REQUIREMENT: Work out how many lines hold the string "skipped". Give that number and nothing more.

## Start DATA ENTRIES

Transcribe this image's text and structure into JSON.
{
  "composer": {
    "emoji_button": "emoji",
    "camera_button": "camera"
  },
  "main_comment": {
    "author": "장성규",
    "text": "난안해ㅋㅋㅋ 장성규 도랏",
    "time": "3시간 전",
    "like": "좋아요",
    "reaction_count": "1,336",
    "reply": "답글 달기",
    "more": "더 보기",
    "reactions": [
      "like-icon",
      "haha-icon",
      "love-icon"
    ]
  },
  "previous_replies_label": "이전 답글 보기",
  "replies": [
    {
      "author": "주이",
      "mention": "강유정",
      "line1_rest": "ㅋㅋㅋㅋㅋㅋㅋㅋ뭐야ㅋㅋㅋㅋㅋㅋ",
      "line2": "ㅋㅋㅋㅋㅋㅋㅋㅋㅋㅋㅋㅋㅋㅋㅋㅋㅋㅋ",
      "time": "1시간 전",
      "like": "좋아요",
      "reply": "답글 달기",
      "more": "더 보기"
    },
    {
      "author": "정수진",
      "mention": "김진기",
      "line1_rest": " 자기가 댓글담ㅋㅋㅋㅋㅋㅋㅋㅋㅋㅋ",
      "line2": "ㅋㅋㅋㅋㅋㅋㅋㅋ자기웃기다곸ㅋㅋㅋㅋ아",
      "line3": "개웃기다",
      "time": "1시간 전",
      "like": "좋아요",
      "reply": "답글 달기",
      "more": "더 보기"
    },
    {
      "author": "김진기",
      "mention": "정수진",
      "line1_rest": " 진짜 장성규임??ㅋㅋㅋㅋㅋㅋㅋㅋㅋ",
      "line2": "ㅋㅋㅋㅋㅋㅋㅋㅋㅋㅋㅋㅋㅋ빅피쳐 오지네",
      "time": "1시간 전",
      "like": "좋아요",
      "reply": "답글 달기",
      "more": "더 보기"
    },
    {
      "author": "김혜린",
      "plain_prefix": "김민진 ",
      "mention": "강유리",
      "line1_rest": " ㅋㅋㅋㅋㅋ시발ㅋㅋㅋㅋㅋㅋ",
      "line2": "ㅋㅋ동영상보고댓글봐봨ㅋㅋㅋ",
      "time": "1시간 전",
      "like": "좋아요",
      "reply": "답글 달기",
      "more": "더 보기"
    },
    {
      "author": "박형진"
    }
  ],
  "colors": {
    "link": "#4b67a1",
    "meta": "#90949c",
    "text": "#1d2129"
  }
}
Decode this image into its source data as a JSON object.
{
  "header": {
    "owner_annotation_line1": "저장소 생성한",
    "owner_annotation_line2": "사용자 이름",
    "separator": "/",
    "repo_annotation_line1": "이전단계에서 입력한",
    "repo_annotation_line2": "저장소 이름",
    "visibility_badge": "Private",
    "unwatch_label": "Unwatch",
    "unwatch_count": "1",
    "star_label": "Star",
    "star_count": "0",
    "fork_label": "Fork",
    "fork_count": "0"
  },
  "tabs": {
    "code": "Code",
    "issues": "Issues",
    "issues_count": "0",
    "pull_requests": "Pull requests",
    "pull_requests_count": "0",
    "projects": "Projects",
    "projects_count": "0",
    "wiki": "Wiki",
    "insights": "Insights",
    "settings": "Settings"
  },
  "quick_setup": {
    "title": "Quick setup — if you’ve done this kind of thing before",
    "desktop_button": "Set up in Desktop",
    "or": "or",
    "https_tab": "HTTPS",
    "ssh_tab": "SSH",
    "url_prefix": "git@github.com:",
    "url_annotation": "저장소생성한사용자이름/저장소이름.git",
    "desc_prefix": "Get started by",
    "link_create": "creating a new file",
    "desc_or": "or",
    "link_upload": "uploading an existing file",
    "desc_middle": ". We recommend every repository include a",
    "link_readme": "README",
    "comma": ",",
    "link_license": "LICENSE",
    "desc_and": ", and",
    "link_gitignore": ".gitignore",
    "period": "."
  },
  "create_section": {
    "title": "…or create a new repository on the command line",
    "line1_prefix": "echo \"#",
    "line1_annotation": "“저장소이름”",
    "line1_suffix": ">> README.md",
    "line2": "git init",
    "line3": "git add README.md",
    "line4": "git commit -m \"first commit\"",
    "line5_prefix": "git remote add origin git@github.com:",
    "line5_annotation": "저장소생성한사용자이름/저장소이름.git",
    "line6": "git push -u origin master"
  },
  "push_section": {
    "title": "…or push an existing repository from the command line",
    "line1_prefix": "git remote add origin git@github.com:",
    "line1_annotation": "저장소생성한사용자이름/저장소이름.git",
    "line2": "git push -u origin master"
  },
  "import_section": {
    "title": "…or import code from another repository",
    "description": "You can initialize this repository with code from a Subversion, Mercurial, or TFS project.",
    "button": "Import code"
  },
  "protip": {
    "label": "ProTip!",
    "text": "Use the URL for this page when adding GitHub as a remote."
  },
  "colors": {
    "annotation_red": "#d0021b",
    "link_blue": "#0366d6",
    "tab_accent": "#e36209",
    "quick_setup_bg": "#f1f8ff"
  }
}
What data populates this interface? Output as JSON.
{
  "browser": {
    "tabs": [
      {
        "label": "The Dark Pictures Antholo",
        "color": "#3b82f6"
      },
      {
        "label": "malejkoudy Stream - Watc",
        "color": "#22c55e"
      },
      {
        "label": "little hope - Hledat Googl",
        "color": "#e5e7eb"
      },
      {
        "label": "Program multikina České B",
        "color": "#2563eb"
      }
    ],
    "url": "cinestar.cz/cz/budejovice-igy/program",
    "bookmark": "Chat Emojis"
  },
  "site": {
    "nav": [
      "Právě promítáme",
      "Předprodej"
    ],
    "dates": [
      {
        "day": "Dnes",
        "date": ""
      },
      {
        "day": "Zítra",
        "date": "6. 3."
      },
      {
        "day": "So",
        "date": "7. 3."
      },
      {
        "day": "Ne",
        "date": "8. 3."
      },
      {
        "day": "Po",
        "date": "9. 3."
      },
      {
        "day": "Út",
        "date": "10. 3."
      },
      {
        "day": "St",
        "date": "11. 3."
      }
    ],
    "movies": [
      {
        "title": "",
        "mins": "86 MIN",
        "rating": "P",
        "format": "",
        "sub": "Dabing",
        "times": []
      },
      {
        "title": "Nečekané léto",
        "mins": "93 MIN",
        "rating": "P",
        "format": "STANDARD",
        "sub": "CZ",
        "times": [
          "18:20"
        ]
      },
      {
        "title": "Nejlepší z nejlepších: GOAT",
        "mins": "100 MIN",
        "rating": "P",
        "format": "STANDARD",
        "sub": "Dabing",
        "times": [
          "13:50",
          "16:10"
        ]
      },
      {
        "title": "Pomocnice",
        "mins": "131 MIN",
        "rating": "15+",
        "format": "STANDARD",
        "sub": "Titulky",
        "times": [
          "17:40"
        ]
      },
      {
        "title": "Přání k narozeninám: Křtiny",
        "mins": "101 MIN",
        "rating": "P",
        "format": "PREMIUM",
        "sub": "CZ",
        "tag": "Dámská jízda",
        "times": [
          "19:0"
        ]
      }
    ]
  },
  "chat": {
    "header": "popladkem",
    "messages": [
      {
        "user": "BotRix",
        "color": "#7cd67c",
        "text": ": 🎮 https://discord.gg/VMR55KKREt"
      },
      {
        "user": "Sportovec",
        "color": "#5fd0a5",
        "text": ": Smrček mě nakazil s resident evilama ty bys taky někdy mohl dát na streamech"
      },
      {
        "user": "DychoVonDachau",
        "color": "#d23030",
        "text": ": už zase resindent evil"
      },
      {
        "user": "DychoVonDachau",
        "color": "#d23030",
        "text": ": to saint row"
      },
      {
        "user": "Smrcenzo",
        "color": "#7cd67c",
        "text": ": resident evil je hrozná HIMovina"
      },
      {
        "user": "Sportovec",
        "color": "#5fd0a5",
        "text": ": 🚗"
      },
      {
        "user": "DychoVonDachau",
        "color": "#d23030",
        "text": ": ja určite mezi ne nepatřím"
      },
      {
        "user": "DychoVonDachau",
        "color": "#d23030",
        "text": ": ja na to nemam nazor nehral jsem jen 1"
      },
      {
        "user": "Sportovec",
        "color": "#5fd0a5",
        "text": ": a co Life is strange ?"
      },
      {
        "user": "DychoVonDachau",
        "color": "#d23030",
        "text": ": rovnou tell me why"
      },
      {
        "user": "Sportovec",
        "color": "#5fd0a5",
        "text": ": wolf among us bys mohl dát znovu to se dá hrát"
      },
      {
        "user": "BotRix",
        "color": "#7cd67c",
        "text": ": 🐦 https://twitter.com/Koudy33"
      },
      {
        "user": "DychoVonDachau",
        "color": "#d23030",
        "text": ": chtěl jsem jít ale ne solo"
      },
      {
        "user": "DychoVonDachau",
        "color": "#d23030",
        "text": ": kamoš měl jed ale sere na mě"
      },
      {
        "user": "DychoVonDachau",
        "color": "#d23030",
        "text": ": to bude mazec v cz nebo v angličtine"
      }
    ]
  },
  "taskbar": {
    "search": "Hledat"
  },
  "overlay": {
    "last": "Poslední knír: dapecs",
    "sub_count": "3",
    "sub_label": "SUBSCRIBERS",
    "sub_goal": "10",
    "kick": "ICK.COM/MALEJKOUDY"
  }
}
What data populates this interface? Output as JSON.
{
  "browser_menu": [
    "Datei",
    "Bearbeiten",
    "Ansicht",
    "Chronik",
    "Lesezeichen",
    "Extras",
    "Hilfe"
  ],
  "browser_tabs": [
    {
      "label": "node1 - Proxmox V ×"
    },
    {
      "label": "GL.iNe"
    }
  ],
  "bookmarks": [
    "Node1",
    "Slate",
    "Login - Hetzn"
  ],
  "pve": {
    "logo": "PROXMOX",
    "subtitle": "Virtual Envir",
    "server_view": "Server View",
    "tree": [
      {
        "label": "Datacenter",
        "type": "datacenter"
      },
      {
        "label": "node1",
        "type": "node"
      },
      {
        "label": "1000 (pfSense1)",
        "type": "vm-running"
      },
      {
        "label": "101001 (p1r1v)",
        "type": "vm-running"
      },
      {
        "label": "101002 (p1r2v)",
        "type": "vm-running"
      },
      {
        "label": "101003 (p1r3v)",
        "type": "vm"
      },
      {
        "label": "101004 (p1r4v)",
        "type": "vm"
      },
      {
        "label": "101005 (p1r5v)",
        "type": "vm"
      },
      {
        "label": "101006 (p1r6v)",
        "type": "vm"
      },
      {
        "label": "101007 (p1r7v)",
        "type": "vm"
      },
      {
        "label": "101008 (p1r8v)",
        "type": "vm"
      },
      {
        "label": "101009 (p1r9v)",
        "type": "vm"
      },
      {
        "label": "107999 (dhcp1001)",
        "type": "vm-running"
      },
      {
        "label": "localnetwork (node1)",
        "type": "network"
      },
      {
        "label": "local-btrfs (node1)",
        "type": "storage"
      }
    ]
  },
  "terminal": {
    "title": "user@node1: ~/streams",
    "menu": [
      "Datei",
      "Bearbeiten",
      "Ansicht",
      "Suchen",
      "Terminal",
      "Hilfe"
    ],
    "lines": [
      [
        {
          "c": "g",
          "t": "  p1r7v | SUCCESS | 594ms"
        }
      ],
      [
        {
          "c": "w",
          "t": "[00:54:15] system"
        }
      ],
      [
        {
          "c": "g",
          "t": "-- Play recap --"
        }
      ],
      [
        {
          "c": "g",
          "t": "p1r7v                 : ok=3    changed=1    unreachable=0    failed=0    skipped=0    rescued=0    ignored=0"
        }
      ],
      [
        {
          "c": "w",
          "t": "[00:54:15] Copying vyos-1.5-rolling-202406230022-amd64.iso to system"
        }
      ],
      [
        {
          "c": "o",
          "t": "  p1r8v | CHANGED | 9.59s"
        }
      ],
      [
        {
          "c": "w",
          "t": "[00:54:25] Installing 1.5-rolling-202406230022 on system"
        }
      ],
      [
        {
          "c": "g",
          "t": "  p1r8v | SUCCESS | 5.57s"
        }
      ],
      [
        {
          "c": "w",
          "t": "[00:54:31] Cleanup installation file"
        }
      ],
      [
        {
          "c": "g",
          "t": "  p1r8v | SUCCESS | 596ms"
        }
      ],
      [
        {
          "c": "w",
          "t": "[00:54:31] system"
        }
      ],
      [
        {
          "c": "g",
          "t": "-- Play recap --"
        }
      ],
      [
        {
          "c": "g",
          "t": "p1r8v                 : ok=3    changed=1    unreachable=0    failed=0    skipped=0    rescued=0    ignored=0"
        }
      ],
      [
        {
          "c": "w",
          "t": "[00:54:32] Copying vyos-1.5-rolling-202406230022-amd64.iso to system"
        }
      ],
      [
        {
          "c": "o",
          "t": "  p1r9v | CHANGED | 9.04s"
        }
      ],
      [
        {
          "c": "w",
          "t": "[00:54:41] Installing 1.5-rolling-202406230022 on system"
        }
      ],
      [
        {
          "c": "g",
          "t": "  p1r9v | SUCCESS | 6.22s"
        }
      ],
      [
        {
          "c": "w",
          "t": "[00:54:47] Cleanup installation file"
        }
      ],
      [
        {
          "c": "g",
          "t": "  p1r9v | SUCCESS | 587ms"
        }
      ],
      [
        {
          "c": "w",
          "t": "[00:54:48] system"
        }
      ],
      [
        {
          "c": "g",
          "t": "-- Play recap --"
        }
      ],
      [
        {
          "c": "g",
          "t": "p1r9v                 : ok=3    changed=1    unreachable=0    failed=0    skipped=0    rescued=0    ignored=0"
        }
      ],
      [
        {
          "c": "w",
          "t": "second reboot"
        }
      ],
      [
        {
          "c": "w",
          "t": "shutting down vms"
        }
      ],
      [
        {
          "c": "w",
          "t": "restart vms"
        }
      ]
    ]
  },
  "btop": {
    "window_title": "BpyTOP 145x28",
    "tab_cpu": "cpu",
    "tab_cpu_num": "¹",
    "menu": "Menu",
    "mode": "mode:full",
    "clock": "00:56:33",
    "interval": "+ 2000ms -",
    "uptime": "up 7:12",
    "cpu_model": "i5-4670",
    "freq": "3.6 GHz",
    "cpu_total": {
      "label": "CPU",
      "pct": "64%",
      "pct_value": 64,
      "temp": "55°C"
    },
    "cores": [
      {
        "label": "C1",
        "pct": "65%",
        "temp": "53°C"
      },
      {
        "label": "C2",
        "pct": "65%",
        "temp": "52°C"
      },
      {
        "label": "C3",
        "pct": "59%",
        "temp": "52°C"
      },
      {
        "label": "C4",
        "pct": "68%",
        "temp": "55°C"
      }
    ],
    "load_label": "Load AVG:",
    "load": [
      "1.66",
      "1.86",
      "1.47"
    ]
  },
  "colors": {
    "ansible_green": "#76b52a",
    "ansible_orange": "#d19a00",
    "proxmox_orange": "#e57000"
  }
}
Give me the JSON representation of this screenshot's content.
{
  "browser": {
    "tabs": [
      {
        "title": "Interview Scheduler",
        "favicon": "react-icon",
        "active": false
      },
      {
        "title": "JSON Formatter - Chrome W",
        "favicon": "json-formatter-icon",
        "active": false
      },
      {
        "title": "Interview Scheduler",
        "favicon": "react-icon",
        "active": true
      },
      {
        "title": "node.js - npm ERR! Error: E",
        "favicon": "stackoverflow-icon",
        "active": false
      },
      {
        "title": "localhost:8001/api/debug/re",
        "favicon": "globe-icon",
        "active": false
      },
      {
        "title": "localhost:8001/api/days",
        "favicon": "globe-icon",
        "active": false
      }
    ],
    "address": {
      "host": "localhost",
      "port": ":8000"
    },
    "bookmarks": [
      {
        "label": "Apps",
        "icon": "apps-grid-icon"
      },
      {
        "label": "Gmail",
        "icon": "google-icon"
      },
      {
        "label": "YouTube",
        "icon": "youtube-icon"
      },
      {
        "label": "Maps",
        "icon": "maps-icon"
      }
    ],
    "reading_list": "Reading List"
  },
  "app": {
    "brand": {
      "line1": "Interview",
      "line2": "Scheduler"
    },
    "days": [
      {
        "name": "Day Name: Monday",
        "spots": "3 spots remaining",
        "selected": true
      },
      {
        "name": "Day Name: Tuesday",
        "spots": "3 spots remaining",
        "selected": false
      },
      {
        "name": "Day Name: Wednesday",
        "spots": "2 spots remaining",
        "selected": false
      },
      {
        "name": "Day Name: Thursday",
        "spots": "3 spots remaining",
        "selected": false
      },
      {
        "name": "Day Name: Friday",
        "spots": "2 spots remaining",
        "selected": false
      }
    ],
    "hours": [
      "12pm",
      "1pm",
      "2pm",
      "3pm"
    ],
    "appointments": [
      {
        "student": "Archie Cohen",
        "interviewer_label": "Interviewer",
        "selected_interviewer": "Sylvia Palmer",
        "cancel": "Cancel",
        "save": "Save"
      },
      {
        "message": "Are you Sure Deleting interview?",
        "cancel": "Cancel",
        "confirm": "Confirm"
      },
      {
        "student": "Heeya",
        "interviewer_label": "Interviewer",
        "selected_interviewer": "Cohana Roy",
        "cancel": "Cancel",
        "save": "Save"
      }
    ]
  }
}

## End DATA ENTRIES

RESULT: 3